• [Aim of the exercise]: Arrange every line of the data below into a Markdown table with two columns, Row and Line. Put each line's number in Row and its text in Line, and leave out blank lines.

• [Material for this exercise]:
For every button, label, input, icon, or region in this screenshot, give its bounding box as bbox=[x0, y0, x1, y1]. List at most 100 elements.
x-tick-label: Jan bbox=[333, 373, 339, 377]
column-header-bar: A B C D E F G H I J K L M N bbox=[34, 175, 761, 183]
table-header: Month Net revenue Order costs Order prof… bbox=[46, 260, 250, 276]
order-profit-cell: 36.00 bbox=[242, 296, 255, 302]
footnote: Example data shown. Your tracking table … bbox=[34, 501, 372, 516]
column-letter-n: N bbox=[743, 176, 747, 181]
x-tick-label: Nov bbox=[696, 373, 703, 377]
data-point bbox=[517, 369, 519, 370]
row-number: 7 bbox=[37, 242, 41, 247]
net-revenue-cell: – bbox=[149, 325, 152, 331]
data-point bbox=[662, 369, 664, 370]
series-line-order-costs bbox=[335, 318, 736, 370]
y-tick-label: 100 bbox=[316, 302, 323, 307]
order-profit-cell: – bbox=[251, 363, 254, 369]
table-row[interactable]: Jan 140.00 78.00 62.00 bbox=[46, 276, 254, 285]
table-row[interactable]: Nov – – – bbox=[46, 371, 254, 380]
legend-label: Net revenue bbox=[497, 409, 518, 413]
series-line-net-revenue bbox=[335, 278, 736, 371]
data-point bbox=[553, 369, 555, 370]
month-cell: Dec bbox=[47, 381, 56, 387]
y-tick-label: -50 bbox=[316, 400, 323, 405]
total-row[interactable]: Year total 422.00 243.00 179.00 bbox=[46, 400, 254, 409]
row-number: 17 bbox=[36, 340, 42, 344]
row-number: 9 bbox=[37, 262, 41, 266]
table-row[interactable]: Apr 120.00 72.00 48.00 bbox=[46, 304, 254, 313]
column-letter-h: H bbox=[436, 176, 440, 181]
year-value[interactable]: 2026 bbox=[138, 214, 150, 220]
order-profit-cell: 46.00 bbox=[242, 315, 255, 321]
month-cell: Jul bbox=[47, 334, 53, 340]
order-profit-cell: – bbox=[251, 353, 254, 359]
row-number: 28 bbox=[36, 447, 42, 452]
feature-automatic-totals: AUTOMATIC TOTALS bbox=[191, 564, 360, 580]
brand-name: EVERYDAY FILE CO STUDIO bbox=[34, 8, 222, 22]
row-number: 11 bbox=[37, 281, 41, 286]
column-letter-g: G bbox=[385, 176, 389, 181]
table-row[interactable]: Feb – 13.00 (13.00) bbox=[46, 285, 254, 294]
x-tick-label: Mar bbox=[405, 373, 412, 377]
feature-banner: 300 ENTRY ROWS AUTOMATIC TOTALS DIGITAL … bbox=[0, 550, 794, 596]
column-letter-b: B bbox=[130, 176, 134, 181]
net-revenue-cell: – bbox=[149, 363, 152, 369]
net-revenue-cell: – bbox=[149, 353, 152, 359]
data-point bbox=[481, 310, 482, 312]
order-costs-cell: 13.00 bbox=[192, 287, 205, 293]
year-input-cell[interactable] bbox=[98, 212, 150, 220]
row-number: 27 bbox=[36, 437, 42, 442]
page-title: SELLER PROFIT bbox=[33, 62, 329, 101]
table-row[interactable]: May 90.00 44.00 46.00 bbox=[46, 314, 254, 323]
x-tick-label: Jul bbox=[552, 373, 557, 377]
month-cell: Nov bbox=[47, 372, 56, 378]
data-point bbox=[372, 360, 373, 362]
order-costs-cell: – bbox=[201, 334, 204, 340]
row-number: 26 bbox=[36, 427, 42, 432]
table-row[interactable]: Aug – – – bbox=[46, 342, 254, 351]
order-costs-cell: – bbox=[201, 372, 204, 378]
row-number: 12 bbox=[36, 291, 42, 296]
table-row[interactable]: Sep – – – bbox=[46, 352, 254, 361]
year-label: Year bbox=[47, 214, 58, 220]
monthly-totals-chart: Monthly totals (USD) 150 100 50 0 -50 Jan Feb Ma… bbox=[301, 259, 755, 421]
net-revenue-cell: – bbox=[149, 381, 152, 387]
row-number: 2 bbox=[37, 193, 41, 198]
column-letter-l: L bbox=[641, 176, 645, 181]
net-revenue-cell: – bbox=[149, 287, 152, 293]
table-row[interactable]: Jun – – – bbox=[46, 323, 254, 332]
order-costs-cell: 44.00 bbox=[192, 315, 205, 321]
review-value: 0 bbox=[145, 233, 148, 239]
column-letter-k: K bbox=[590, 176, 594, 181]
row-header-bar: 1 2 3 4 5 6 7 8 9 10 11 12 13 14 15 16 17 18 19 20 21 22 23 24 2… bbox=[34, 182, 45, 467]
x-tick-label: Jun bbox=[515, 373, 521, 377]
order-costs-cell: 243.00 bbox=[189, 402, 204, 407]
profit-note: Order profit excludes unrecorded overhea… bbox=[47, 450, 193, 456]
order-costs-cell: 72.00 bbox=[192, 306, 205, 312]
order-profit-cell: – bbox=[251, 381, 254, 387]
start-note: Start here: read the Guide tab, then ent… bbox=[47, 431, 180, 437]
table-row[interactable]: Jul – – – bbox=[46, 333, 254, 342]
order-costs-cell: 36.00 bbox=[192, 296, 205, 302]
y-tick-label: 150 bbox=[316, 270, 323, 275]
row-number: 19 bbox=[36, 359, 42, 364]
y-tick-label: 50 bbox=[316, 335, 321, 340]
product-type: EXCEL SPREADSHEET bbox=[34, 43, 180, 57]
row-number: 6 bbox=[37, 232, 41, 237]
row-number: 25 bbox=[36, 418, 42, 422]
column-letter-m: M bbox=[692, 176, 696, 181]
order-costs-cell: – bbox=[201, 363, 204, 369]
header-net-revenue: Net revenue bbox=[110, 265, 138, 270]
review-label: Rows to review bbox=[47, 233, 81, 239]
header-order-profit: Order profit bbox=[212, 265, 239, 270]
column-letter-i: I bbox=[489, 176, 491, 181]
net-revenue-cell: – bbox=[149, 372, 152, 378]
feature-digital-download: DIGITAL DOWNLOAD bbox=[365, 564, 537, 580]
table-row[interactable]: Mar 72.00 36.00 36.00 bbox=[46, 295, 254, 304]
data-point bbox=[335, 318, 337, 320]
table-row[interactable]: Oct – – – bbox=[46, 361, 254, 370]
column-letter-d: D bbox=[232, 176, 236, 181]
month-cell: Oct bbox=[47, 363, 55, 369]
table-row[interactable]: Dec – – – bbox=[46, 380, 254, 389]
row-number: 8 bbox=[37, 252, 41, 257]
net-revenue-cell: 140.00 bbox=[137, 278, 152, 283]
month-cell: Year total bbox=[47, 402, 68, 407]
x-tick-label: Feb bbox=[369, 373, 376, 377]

• [Exercise result]:
| Row | Line |
|---|---|
| 1 | For every button, label, input, icon, or region in this screenshot, give its bounding box as bbox=[x0, y0, x1, y1]. List at most 100 elements. |
| 2 | x-tick-label: Jan bbox=[333, 373, 339, 377] |
| 3 | column-header-bar: A B C D E F G H I J K L M N bbox=[34, 175, 761, 183] |
| 4 | table-header: Month Net revenue Order costs Order prof… bbox=[46, 260, 250, 276] |
| 5 | order-profit-cell: 36.00 bbox=[242, 296, 255, 302] |
| 6 | footnote: Example data shown. Your tracking table … bbox=[34, 501, 372, 516] |
| 7 | column-letter-n: N bbox=[743, 176, 747, 181] |
| 8 | x-tick-label: Nov bbox=[696, 373, 703, 377] |
| 9 | data-point bbox=[517, 369, 519, 370] |
| 10 | row-number: 7 bbox=[37, 242, 41, 247] |
| 11 | net-revenue-cell: – bbox=[149, 325, 152, 331] |
| 12 | data-point bbox=[662, 369, 664, 370] |
| 13 | series-line-order-costs bbox=[335, 318, 736, 370] |
| 14 | y-tick-label: 100 bbox=[316, 302, 323, 307] |
| 15 | order-profit-cell: – bbox=[251, 363, 254, 369] |
| 16 | table-row[interactable]: Jan 140.00 78.00 62.00 bbox=[46, 276, 254, 285] |
| 17 | table-row[interactable]: Nov – – – bbox=[46, 371, 254, 380] |
| 18 | legend-label: Net revenue bbox=[497, 409, 518, 413] |
| 19 | series-line-net-revenue bbox=[335, 278, 736, 371] |
| 20 | data-point bbox=[553, 369, 555, 370] |
| 21 | month-cell: Dec bbox=[47, 381, 56, 387] |
| 22 | y-tick-label: -50 bbox=[316, 400, 323, 405] |
| 23 | total-row[interactable]: Year total 422.00 243.00 179.00 bbox=[46, 400, 254, 409] |
| 24 | row-number: 17 bbox=[36, 340, 42, 344] |
| 25 | row-number: 9 bbox=[37, 262, 41, 266] |
| 26 | table-row[interactable]: Apr 120.00 72.00 48.00 bbox=[46, 304, 254, 313] |
| 27 | column-letter-h: H bbox=[436, 176, 440, 181] |
| 28 | year-value[interactable]: 2026 bbox=[138, 214, 150, 220] |
| 29 | order-profit-cell: 46.00 bbox=[242, 315, 255, 321] |
| 30 | month-cell: Jul bbox=[47, 334, 53, 340] |
| 31 | order-profit-cell: – bbox=[251, 353, 254, 359] |
| 32 | row-number: 28 bbox=[36, 447, 42, 452] |
| 33 | feature-automatic-totals: AUTOMATIC TOTALS bbox=[191, 564, 360, 580] |
| 34 | brand-name: EVERYDAY FILE CO STUDIO bbox=[34, 8, 222, 22] |
| 35 | row-number: 11 bbox=[37, 281, 41, 286] |
| 36 | column-letter-g: G bbox=[385, 176, 389, 181] |
| 37 | table-row[interactable]: Feb – 13.00 (13.00) bbox=[46, 285, 254, 294] |
| 38 | x-tick-label: Mar bbox=[405, 373, 412, 377] |
| 39 | feature-banner: 300 ENTRY ROWS AUTOMATIC TOTALS DIGITAL … bbox=[0, 550, 794, 596] |
| 40 | column-letter-b: B bbox=[130, 176, 134, 181] |
| 41 | net-revenue-cell: – bbox=[149, 363, 152, 369] |
| 42 | net-revenue-cell: – bbox=[149, 353, 152, 359] |
| 43 | data-point bbox=[481, 310, 482, 312] |
| 44 | order-costs-cell: 13.00 bbox=[192, 287, 205, 293] |
| 45 | year-input-cell[interactable] bbox=[98, 212, 150, 220] |
| 46 | row-number: 27 bbox=[36, 437, 42, 442] |
| 47 | page-title: SELLER PROFIT bbox=[33, 62, 329, 101] |
| 48 | table-row[interactable]: May 90.00 44.00 46.00 bbox=[46, 314, 254, 323] |
| 49 | x-tick-label: Jul bbox=[552, 373, 557, 377] |
| 50 | month-cell: Nov bbox=[47, 372, 56, 378] |
| 51 | data-point bbox=[372, 360, 373, 362] |
| 52 | order-costs-cell: – bbox=[201, 334, 204, 340] |
| 53 | row-number: 26 bbox=[36, 427, 42, 432] |
| 54 | table-row[interactable]: Aug – – – bbox=[46, 342, 254, 351] |
| 55 | order-costs-cell: – bbox=[201, 372, 204, 378] |
| 56 | row-number: 12 bbox=[36, 291, 42, 296] |
| 57 | table-row[interactable]: Sep – – – bbox=[46, 352, 254, 361] |
| 58 | year-label: Year bbox=[47, 214, 58, 220] |
| 59 | monthly-totals-chart: Monthly totals (USD) 150 100 50 0 -50 Jan Feb Ma… bbox=[301, 259, 755, 421] |
| 60 | net-revenue-cell: – bbox=[149, 381, 152, 387] |
| 61 | row-number: 2 bbox=[37, 193, 41, 198] |
| 62 | column-letter-l: L bbox=[641, 176, 645, 181] |
| 63 | net-revenue-cell: – bbox=[149, 287, 152, 293] |
| 64 | table-row[interactable]: Jun – – – bbox=[46, 323, 254, 332] |
| 65 | order-costs-cell: 44.00 bbox=[192, 315, 205, 321] |
| 66 | review-value: 0 bbox=[145, 233, 148, 239] |
| 67 | column-letter-k: K bbox=[590, 176, 594, 181] |
| 68 | row-header-bar: 1 2 3 4 5 6 7 8 9 10 11 12 13 14 15 16 17 18 19 20 21 22 23 24 2… bbox=[34, 182, 45, 467] |
| 69 | x-tick-label: Jun bbox=[515, 373, 521, 377] |
| 70 | order-costs-cell: 243.00 bbox=[189, 402, 204, 407] |
| 71 | profit-note: Order profit excludes unrecorded overhea… bbox=[47, 450, 193, 456] |
| 72 | order-costs-cell: 72.00 bbox=[192, 306, 205, 312] |
| 73 | order-profit-cell: – bbox=[251, 381, 254, 387] |
| 74 | start-note: Start here: read the Guide tab, then ent… bbox=[47, 431, 180, 437] |
| 75 | table-row[interactable]: Jul – – – bbox=[46, 333, 254, 342] |
| 76 | order-costs-cell: 36.00 bbox=[192, 296, 205, 302] |
| 77 | y-tick-label: 150 bbox=[316, 270, 323, 275] |
| 78 | row-number: 19 bbox=[36, 359, 42, 364] |
| 79 | y-tick-label: 50 bbox=[316, 335, 321, 340] |
| 80 | product-type: EXCEL SPREADSHEET bbox=[34, 43, 180, 57] |
| 81 | row-number: 6 bbox=[37, 232, 41, 237] |
| 82 | row-number: 25 bbox=[36, 418, 42, 422] |
| 83 | column-letter-m: M bbox=[692, 176, 696, 181] |
| 84 | order-costs-cell: – bbox=[201, 363, 204, 369] |
| 85 | header-net-revenue: Net revenue bbox=[110, 265, 138, 270] |
| 86 | review-label: Rows to review bbox=[47, 233, 81, 239] |
| 87 | header-order-profit: Order profit bbox=[212, 265, 239, 270] |
| 88 | column-letter-i: I bbox=[489, 176, 491, 181] |
| 89 | net-revenue-cell: – bbox=[149, 372, 152, 378] |
| 90 | feature-digital-download: DIGITAL DOWNLOAD bbox=[365, 564, 537, 580] |
| 91 | table-row[interactable]: Mar 72.00 36.00 36.00 bbox=[46, 295, 254, 304] |
| 92 | data-point bbox=[335, 318, 337, 320] |
| 93 | table-row[interactable]: Oct – – – bbox=[46, 361, 254, 370] |
| 94 | column-letter-d: D bbox=[232, 176, 236, 181] |
| 95 | month-cell: Oct bbox=[47, 363, 55, 369] |
| 96 | table-row[interactable]: Dec – – – bbox=[46, 380, 254, 389] |
| 97 | row-number: 8 bbox=[37, 252, 41, 257] |
| 98 | net-revenue-cell: 140.00 bbox=[137, 278, 152, 283] |
| 99 | month-cell: Year total bbox=[47, 402, 68, 407] |
| 100 | x-tick-label: Feb bbox=[369, 373, 376, 377] |